** begin **

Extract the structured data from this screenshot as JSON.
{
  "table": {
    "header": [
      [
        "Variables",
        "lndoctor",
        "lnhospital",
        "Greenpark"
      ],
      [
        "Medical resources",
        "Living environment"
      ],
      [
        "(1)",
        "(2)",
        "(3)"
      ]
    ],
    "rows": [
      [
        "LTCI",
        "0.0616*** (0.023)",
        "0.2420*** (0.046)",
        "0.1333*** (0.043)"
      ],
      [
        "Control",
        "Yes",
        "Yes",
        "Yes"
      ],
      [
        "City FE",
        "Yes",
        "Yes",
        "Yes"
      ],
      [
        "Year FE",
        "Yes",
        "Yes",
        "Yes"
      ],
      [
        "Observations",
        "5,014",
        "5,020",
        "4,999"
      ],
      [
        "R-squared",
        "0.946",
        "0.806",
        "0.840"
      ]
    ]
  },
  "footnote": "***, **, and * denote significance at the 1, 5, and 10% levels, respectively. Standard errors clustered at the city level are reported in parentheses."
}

** end **

__What needs to be done__
Show the data once more, exactly as it was written.

__The output__
Extract the structured data from this screenshot as JSON.
{
  "table": {
    "header": [
      [
        "Variables",
        "lndoctor",
        "lnhospital",
        "Greenpark"
      ],
      [
        "Medical resources",
        "Living environment"
      ],
      [
        "(1)",
        "(2)",
        "(3)"
      ]
    ],
    "rows": [
      [
        "LTCI",
        "0.0616*** (0.023)",
        "0.2420*** (0.046)",
        "0.1333*** (0.043)"
      ],
      [
        "Control",
        "Yes",
        "Yes",
        "Yes"
      ],
      [
        "City FE",
        "Yes",
        "Yes",
        "Yes"
      ],
      [
        "Year FE",
        "Yes",
        "Yes",
        "Yes"
      ],
      [
        "Observations",
        "5,014",
        "5,020",
        "4,999"
      ],
      [
        "R-squared",
        "0.946",
        "0.806",
        "0.840"
      ]
    ]
  },
  "footnote": "***, **, and * denote significance at the 1, 5, and 10% levels, respectively. Standard errors clustered at the city level are reported in parentheses."
}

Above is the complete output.